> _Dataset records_

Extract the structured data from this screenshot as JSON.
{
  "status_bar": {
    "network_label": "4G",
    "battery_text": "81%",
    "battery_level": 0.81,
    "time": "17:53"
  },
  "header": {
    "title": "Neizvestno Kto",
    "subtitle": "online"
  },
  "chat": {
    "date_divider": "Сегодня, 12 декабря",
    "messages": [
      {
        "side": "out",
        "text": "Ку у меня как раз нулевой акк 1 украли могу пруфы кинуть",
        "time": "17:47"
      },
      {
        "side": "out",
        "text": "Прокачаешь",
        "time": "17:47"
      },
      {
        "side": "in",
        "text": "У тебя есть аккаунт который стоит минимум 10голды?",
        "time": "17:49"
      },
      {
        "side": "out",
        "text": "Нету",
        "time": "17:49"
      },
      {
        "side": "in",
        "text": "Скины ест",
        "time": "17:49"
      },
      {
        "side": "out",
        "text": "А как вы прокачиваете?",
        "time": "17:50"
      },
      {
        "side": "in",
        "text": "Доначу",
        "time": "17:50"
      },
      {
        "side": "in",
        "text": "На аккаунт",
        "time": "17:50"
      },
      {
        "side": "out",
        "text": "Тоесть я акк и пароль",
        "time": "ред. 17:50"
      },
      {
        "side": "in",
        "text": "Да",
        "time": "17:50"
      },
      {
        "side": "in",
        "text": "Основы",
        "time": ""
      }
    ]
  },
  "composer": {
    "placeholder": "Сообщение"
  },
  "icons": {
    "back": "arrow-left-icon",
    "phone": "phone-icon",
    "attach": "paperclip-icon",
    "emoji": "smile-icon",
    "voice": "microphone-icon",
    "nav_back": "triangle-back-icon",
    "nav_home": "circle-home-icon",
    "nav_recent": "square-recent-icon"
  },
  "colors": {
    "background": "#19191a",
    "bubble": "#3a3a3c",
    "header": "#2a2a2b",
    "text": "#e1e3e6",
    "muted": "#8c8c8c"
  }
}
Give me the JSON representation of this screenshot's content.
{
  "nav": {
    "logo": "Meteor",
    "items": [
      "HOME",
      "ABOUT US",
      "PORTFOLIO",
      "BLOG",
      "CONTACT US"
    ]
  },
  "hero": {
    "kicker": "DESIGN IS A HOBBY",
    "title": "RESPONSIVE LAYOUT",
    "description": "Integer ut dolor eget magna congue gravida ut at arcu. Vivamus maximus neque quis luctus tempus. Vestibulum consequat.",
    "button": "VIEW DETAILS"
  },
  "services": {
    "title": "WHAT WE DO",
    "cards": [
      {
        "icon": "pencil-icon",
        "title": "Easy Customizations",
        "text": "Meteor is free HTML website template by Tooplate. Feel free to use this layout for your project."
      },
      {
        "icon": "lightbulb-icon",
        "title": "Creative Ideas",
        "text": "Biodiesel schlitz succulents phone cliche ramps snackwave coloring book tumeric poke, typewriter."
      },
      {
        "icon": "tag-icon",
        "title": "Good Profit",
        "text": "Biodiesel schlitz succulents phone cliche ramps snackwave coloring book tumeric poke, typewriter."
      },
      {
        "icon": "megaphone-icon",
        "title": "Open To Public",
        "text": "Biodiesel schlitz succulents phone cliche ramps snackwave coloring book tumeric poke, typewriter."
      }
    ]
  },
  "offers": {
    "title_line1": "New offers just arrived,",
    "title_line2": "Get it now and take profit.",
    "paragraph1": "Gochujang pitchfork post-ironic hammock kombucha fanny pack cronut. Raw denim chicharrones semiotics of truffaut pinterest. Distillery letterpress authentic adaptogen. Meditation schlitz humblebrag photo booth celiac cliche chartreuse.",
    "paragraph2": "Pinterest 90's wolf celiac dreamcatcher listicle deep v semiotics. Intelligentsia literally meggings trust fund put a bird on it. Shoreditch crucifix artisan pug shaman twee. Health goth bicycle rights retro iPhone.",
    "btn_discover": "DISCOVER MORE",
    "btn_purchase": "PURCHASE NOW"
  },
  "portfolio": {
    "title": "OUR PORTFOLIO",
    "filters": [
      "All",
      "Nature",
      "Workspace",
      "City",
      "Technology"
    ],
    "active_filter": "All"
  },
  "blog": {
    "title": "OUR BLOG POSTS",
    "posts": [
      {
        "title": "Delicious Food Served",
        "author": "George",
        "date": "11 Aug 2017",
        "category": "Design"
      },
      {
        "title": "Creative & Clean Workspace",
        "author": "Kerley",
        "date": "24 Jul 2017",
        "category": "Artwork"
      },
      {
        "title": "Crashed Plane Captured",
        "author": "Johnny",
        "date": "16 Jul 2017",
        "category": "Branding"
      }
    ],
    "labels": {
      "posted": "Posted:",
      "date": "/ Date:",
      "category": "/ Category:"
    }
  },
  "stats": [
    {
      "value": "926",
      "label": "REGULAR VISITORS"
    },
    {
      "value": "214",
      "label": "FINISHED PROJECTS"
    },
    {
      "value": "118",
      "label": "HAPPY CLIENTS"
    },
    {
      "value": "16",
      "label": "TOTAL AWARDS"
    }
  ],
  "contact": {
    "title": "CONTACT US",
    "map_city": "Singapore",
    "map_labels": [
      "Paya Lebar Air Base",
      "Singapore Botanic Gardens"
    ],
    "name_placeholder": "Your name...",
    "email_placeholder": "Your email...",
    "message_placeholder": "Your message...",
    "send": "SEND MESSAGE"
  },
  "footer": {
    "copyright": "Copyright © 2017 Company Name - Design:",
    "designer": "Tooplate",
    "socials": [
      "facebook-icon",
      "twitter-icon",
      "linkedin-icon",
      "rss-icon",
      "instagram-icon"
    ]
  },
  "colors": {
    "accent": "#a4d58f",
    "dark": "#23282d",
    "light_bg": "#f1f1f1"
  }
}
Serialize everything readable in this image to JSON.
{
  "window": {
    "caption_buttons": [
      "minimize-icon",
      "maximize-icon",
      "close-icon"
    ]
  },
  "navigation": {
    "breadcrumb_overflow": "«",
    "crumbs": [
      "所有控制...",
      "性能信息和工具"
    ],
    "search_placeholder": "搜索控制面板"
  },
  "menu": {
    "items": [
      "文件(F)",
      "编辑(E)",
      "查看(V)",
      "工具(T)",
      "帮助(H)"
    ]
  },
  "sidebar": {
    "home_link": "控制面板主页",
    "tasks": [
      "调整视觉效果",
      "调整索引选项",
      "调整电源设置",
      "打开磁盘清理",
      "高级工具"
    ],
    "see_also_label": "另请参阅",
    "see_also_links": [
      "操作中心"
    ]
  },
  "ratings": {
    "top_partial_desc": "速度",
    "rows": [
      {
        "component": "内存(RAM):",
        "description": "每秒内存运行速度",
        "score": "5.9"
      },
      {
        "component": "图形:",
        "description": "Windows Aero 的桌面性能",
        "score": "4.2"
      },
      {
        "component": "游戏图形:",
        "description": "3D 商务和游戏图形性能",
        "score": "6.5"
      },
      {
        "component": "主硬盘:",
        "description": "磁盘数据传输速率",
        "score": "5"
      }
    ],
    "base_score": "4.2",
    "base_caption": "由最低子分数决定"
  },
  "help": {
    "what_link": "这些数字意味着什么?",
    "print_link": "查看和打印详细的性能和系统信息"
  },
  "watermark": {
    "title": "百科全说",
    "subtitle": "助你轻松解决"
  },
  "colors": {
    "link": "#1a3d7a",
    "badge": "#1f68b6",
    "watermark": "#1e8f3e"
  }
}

> _STATED TASK_
Scan the data above; copy every line where "author" appears.

> _TASK SOLUTION_
        "author": "George",
        "author": "Kerley",
        "author": "Johnny",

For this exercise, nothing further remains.